# EXERCISE PROMPT
Report how many lines hold the word "challenging"; give nothing but the number.

# MATERIAL

********************

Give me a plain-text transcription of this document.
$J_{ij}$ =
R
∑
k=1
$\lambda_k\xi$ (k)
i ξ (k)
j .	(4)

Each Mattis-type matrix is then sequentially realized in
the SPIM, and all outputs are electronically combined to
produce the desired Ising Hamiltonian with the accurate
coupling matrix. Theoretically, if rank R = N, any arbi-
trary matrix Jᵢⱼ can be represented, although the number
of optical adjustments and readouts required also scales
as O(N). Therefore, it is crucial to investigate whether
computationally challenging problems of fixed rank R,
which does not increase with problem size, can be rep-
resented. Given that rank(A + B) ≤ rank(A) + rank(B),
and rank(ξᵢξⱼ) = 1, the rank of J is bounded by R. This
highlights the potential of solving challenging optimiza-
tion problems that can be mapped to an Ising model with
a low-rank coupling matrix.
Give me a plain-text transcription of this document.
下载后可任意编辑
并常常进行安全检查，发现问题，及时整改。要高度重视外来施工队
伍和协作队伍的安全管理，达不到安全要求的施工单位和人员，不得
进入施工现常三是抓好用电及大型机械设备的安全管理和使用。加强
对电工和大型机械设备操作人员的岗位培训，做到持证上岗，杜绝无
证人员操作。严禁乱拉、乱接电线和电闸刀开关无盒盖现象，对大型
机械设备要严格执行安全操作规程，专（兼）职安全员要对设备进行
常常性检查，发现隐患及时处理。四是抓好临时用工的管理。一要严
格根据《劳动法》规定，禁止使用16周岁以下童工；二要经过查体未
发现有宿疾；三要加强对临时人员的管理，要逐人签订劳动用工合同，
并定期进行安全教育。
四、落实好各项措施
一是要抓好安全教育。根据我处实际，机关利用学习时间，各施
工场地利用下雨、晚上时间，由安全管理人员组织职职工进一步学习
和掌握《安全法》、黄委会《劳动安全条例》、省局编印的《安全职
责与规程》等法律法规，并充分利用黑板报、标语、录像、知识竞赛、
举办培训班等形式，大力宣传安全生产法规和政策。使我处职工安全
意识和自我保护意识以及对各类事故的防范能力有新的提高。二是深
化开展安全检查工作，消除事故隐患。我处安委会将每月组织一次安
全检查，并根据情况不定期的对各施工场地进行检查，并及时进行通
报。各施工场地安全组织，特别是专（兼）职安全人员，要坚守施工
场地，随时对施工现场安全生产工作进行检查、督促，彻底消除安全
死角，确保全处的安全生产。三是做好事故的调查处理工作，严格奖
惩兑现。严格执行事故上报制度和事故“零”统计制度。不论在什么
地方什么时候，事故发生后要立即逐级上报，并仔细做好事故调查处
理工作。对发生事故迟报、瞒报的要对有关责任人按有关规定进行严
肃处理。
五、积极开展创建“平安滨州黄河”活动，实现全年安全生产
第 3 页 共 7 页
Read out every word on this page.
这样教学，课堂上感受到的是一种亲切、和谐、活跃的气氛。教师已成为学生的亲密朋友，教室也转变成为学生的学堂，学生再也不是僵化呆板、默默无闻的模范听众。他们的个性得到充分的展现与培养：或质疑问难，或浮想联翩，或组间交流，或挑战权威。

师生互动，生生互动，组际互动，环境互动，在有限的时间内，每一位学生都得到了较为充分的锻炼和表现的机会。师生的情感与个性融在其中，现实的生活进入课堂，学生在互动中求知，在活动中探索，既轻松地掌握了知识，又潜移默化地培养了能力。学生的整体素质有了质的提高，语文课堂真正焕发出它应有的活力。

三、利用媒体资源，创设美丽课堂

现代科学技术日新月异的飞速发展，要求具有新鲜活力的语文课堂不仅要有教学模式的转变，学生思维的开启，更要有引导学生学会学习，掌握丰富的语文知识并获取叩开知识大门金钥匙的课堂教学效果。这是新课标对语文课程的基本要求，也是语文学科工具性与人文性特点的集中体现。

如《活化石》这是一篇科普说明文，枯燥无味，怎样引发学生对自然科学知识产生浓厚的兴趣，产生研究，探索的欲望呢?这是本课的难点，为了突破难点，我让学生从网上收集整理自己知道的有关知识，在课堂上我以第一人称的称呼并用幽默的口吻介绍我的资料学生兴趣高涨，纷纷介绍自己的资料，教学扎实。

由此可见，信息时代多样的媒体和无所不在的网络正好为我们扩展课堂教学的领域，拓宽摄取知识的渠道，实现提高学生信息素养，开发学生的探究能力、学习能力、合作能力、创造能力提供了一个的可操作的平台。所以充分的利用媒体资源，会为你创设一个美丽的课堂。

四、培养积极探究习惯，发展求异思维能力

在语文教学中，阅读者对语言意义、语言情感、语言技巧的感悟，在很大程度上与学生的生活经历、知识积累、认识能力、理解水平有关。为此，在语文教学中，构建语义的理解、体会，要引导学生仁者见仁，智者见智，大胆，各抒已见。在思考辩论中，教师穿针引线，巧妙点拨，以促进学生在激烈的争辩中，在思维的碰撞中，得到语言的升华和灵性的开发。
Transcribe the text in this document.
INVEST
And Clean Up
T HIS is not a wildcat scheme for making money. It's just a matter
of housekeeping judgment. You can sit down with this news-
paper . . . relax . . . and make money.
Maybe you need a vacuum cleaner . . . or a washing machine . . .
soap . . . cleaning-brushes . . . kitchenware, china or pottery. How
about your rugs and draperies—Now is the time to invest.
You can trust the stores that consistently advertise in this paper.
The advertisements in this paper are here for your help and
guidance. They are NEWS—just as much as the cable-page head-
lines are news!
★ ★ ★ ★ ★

********************

# ANSWER TO THIS EXERCISE
2